## Supplied material:
--

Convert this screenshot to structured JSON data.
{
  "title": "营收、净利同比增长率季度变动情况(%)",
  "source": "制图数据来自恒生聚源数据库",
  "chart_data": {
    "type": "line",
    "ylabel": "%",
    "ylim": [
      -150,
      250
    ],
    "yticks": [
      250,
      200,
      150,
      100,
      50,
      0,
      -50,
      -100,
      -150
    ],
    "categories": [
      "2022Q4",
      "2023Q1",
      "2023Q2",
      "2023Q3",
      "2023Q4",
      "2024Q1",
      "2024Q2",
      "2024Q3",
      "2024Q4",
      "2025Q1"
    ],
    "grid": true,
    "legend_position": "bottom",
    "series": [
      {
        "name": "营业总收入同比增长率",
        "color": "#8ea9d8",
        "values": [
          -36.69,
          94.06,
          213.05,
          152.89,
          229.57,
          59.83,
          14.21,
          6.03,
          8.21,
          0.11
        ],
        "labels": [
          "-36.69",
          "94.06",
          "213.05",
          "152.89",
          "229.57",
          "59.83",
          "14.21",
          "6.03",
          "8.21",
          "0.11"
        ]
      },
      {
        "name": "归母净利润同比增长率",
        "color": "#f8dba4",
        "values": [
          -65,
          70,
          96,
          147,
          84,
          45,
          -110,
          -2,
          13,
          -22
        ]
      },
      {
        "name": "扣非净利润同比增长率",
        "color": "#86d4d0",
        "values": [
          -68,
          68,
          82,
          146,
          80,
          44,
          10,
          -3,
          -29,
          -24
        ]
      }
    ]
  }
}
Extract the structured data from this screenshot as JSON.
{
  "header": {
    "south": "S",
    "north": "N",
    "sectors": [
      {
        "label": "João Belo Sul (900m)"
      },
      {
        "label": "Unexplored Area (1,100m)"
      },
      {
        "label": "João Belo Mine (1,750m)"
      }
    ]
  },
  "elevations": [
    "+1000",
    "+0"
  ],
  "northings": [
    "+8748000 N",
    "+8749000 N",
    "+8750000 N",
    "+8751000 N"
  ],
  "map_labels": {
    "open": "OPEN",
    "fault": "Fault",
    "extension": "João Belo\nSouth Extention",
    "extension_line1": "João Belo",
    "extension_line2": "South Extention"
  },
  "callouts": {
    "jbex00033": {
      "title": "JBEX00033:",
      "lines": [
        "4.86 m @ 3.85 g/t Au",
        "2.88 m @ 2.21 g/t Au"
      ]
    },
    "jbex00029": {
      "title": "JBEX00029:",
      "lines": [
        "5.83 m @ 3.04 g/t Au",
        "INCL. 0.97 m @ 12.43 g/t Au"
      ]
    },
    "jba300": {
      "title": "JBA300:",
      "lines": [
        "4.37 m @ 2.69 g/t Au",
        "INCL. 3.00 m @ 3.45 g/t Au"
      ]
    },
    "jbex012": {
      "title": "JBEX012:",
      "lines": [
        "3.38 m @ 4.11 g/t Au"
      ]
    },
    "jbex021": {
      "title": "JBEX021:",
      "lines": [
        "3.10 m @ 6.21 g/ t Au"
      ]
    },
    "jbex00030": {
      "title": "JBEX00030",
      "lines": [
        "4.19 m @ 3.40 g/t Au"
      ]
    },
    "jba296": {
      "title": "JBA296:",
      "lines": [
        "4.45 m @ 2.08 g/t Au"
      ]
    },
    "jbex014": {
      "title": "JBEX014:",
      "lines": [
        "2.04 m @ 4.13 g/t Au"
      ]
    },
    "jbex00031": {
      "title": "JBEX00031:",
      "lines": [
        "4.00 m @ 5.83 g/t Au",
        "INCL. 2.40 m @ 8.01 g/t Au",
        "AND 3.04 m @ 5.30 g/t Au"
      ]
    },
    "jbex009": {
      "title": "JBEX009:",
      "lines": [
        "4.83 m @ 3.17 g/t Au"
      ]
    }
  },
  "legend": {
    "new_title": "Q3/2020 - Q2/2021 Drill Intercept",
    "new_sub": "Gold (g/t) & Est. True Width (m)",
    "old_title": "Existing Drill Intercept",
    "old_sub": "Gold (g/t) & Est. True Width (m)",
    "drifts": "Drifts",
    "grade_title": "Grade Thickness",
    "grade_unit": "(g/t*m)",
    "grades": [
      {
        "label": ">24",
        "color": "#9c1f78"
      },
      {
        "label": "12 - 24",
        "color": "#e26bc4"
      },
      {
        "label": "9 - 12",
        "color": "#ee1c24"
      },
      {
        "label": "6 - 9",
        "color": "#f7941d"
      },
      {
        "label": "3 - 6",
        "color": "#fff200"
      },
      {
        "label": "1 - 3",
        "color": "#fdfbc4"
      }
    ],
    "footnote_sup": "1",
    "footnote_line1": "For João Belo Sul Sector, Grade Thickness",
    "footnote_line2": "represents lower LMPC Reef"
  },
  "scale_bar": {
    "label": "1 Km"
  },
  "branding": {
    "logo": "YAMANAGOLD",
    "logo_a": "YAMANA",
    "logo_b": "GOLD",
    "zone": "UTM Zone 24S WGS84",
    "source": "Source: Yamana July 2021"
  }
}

--

## The task:
Each line of the listing above should be output exactly.

## Exercise solution:
Convert this screenshot to structured JSON data.
{
  "title": "营收、净利同比增长率季度变动情况(%)",
  "source": "制图数据来自恒生聚源数据库",
  "chart_data": {
    "type": "line",
    "ylabel": "%",
    "ylim": [
      -150,
      250
    ],
    "yticks": [
      250,
      200,
      150,
      100,
      50,
      0,
      -50,
      -100,
      -150
    ],
    "categories": [
      "2022Q4",
      "2023Q1",
      "2023Q2",
      "2023Q3",
      "2023Q4",
      "2024Q1",
      "2024Q2",
      "2024Q3",
      "2024Q4",
      "2025Q1"
    ],
    "grid": true,
    "legend_position": "bottom",
    "series": [
      {
        "name": "营业总收入同比增长率",
        "color": "#8ea9d8",
        "values": [
          -36.69,
          94.06,
          213.05,
          152.89,
          229.57,
          59.83,
          14.21,
          6.03,
          8.21,
          0.11
        ],
        "labels": [
          "-36.69",
          "94.06",
          "213.05",
          "152.89",
          "229.57",
          "59.83",
          "14.21",
          "6.03",
          "8.21",
          "0.11"
        ]
      },
      {
        "name": "归母净利润同比增长率",
        "color": "#f8dba4",
        "values": [
          -65,
          70,
          96,
          147,
          84,
          45,
          -110,
          -2,
          13,
          -22
        ]
      },
      {
        "name": "扣非净利润同比增长率",
        "color": "#86d4d0",
        "values": [
          -68,
          68,
          82,
          146,
          80,
          44,
          10,
          -3,
          -29,
          -24
        ]
      }
    ]
  }
}
Extract the structured data from this screenshot as JSON.
{
  "header": {
    "south": "S",
    "north": "N",
    "sectors": [
      {
        "label": "João Belo Sul (900m)"
      },
      {
        "label": "Unexplored Area (1,100m)"
      },
      {
        "label": "João Belo Mine (1,750m)"
      }
    ]
  },
  "elevations": [
    "+1000",
    "+0"
  ],
  "northings": [
    "+8748000 N",
    "+8749000 N",
    "+8750000 N",
    "+8751000 N"
  ],
  "map_labels": {
    "open": "OPEN",
    "fault": "Fault",
    "extension": "João Belo\nSouth Extention",
    "extension_line1": "João Belo",
    "extension_line2": "South Extention"
  },
  "callouts": {
    "jbex00033": {
      "title": "JBEX00033:",
      "lines": [
        "4.86 m @ 3.85 g/t Au",
        "2.88 m @ 2.21 g/t Au"
      ]
    },
    "jbex00029": {
      "title": "JBEX00029:",
      "lines": [
        "5.83 m @ 3.04 g/t Au",
        "INCL. 0.97 m @ 12.43 g/t Au"
      ]
    },
    "jba300": {
      "title": "JBA300:",
      "lines": [
        "4.37 m @ 2.69 g/t Au",
        "INCL. 3.00 m @ 3.45 g/t Au"
      ]
    },
    "jbex012": {
      "title": "JBEX012:",
      "lines": [
        "3.38 m @ 4.11 g/t Au"
      ]
    },
    "jbex021": {
      "title": "JBEX021:",
      "lines": [
        "3.10 m @ 6.21 g/ t Au"
      ]
    },
    "jbex00030": {
      "title": "JBEX00030",
      "lines": [
        "4.19 m @ 3.40 g/t Au"
      ]
    },
    "jba296": {
      "title": "JBA296:",
      "lines": [
        "4.45 m @ 2.08 g/t Au"
      ]
    },
    "jbex014": {
      "title": "JBEX014:",
      "lines": [
        "2.04 m @ 4.13 g/t Au"
      ]
    },
    "jbex00031": {
      "title": "JBEX00031:",
      "lines": [
        "4.00 m @ 5.83 g/t Au",
        "INCL. 2.40 m @ 8.01 g/t Au",
        "AND 3.04 m @ 5.30 g/t Au"
      ]
    },
    "jbex009": {
      "title": "JBEX009:",
      "lines": [
        "4.83 m @ 3.17 g/t Au"
      ]
    }
  },
  "legend": {
    "new_title": "Q3/2020 - Q2/2021 Drill Intercept",
    "new_sub": "Gold (g/t) & Est. True Width (m)",
    "old_title": "Existing Drill Intercept",
    "old_sub": "Gold (g/t) & Est. True Width (m)",
    "drifts": "Drifts",
    "grade_title": "Grade Thickness",
    "grade_unit": "(g/t*m)",
    "grades": [
      {
        "label": ">24",
        "color": "#9c1f78"
      },
      {
        "label": "12 - 24",
        "color": "#e26bc4"
      },
      {
        "label": "9 - 12",
        "color": "#ee1c24"
      },
      {
        "label": "6 - 9",
        "color": "#f7941d"
      },
      {
        "label": "3 - 6",
        "color": "#fff200"
      },
      {
        "label": "1 - 3",
        "color": "#fdfbc4"
      }
    ],
    "footnote_sup": "1",
    "footnote_line1": "For João Belo Sul Sector, Grade Thickness",
    "footnote_line2": "represents lower LMPC Reef"
  },
  "scale_bar": {
    "label": "1 Km"
  },
  "branding": {
    "logo": "YAMANAGOLD",
    "logo_a": "YAMANA",
    "logo_b": "GOLD",
    "zone": "UTM Zone 24S WGS84",
    "source": "Source: Yamana July 2021"
  }
}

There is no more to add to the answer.